------ Provided entries
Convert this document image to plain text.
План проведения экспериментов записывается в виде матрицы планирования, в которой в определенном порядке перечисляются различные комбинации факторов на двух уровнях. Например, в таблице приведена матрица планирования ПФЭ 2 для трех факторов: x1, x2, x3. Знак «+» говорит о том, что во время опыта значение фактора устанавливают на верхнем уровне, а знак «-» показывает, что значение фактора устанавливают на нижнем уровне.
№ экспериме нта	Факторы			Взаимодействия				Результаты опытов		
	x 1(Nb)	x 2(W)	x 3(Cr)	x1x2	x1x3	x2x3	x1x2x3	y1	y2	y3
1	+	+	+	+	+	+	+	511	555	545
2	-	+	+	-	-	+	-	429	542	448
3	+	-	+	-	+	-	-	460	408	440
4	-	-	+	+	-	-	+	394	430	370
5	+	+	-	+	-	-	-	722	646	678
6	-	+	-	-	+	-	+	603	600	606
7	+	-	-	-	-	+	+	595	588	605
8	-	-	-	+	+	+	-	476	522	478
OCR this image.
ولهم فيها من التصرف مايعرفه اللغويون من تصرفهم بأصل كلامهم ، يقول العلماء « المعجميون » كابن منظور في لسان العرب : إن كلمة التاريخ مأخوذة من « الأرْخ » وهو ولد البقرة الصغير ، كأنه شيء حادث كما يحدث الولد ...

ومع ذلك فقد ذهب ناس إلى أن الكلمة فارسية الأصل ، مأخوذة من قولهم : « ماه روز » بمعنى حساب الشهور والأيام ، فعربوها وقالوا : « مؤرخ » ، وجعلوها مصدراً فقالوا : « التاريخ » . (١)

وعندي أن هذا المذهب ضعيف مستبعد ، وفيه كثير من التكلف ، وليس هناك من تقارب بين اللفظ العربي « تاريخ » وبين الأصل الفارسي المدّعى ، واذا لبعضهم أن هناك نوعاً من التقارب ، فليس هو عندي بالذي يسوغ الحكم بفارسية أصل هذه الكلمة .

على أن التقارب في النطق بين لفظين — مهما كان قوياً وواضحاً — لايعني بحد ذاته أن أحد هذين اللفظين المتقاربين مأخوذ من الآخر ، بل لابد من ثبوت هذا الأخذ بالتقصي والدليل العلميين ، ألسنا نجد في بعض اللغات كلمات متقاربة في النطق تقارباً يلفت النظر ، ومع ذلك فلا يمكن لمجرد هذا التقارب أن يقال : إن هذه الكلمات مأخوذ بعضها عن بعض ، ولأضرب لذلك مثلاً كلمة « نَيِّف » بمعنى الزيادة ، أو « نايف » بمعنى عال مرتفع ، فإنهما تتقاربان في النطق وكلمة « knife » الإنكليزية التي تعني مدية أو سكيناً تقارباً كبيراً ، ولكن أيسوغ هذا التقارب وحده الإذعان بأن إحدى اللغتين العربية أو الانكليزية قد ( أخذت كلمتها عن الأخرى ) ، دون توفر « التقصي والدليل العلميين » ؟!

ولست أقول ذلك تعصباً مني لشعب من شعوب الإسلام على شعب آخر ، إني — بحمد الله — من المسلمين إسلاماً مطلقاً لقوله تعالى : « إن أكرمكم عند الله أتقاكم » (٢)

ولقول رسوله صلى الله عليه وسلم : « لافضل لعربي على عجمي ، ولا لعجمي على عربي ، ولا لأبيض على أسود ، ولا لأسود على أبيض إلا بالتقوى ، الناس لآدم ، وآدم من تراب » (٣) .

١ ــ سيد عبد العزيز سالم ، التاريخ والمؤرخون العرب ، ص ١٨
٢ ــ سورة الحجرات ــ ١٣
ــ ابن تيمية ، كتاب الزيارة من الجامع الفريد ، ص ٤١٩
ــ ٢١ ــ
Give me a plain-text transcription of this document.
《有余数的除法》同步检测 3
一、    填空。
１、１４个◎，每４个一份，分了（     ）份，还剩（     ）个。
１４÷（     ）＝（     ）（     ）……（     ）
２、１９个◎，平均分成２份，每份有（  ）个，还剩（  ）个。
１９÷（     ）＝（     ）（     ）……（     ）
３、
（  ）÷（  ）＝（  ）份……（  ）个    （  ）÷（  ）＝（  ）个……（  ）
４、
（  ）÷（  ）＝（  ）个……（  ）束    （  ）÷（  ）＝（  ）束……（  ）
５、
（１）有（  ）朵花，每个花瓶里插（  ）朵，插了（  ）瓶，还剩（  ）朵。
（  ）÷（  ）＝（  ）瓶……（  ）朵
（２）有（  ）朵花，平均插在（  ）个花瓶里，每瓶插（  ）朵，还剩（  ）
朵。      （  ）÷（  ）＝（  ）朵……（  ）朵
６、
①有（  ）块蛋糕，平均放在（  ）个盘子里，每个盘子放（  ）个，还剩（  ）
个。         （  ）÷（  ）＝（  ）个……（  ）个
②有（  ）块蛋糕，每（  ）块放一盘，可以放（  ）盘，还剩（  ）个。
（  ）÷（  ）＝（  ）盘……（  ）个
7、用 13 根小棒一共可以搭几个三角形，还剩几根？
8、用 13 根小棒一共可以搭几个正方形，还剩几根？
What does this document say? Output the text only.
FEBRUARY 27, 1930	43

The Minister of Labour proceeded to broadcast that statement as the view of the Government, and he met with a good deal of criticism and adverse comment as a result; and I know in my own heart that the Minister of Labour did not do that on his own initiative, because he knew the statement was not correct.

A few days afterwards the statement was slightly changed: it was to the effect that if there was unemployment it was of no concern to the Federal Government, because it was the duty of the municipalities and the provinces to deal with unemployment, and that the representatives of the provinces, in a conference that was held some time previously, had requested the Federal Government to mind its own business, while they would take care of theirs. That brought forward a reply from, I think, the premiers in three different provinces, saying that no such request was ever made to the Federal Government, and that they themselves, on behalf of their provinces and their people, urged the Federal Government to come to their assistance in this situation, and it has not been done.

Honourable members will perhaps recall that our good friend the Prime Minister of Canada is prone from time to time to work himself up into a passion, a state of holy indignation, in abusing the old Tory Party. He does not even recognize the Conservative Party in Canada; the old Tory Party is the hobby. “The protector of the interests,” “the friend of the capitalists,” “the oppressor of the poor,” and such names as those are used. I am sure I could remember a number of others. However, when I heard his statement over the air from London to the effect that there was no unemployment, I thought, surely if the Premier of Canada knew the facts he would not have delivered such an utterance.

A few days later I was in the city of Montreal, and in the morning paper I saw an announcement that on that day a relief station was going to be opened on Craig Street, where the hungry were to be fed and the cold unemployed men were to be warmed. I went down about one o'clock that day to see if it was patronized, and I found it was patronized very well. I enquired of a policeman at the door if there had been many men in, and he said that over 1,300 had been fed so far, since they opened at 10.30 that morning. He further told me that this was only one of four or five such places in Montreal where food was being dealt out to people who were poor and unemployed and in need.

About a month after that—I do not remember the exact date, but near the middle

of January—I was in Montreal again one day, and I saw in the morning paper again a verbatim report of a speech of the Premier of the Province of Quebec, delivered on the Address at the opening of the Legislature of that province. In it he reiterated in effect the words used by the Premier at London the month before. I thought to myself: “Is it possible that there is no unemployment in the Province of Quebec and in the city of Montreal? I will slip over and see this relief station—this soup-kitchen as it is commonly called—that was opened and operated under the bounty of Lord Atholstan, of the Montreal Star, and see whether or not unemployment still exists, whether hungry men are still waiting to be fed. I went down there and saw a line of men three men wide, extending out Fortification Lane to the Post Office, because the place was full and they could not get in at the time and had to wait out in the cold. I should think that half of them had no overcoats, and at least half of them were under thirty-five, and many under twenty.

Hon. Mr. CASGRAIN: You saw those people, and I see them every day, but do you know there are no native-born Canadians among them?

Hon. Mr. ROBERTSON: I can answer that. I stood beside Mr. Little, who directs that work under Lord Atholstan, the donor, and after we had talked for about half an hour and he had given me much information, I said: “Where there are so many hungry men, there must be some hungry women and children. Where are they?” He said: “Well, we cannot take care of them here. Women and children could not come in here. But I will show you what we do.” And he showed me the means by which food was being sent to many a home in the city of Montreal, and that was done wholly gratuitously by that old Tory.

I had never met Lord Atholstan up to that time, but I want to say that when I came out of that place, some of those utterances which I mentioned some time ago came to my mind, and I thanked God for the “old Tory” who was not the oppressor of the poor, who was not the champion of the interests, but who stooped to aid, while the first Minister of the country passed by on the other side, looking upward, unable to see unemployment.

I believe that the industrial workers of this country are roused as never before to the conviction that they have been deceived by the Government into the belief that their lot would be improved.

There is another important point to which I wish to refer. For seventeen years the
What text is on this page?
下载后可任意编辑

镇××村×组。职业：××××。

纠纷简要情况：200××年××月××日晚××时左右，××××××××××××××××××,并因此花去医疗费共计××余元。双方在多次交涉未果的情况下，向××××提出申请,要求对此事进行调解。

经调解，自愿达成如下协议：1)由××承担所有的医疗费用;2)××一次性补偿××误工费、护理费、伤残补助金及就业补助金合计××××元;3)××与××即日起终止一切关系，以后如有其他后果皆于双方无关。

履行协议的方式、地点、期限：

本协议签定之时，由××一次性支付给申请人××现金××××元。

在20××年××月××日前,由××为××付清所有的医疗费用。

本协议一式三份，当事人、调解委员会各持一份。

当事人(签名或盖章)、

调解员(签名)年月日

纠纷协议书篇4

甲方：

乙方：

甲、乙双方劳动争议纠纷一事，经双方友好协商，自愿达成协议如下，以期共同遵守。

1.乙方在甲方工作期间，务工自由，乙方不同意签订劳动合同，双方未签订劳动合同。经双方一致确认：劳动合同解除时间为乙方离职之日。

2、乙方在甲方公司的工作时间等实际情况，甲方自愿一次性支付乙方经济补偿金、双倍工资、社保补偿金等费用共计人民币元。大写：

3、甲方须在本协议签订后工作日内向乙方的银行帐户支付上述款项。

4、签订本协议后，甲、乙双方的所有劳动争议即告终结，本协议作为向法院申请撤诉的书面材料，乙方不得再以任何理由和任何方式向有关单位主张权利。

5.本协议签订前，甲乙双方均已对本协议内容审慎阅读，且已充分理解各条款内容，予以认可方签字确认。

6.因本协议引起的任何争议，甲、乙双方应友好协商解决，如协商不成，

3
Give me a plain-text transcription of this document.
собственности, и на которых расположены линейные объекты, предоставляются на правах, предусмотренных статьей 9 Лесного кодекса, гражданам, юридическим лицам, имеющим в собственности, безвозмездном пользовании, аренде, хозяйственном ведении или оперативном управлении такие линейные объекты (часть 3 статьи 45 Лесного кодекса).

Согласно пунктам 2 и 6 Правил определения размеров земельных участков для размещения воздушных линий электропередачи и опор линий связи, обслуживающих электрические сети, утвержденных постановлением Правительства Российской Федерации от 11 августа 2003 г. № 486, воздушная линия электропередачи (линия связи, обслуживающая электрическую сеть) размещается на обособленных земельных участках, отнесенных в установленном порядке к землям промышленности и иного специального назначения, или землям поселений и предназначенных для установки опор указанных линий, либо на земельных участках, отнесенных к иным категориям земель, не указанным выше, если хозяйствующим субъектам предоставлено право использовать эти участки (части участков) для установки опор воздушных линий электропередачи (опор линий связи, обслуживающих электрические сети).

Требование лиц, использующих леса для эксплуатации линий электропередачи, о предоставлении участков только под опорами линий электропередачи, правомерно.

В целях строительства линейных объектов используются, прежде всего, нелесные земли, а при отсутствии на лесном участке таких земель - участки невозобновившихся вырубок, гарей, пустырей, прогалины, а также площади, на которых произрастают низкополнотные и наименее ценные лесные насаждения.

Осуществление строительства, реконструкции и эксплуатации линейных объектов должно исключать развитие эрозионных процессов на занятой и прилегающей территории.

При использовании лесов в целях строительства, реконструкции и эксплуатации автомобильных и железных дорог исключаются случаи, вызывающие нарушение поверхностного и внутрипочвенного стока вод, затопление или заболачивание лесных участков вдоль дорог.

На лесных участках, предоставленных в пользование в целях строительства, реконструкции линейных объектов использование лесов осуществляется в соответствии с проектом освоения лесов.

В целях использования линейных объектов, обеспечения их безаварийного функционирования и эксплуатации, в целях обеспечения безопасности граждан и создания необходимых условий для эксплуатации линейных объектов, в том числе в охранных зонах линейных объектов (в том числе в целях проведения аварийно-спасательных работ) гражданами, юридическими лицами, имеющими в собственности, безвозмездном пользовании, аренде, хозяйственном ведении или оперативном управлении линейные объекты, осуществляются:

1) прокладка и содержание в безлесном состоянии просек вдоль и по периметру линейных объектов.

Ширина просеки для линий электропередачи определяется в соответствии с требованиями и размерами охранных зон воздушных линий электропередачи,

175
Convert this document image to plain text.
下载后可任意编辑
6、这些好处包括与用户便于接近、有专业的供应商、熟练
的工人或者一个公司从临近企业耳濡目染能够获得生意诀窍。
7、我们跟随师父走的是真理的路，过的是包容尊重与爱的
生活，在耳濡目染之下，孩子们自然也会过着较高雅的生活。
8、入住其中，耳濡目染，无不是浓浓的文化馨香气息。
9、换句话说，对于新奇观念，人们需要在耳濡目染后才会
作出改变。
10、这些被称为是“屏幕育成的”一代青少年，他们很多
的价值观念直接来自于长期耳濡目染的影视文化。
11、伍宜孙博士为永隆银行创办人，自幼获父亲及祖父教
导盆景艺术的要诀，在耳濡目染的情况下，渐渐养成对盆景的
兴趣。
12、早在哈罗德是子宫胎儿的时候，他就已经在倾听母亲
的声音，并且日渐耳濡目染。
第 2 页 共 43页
------------
Copy out every line from the material above in which the word "эксплуатации" appears.

**In response:**
Требование лиц, использующих леса для эксплуатации линий электропередачи, о предоставлении участков только под опорами линий электропередачи, правомерно.
Осуществление строительства, реконструкции и эксплуатации линейных объектов должно исключать развитие эрозионных процессов на занятой и прилегающей территории.
При использовании лесов в целях строительства, реконструкции и эксплуатации автомобильных и железных дорог исключаются случаи, вызывающие нарушение поверхностного и внутрипочвенного стока вод, затопление или заболачивание лесных участков вдоль дорог.
В целях использования линейных объектов, обеспечения их безаварийного функционирования и эксплуатации, в целях обеспечения безопасности граждан и создания необходимых условий для эксплуатации линейных объектов, в том числе в охранных зонах линейных объектов (в том числе в целях проведения аварийно-спасательных работ) гражданами, юридическими лицами, имеющими в собственности, безвозмездном пользовании, аренде, хозяйственном ведении или оперативном управлении линейные объекты, осуществляются:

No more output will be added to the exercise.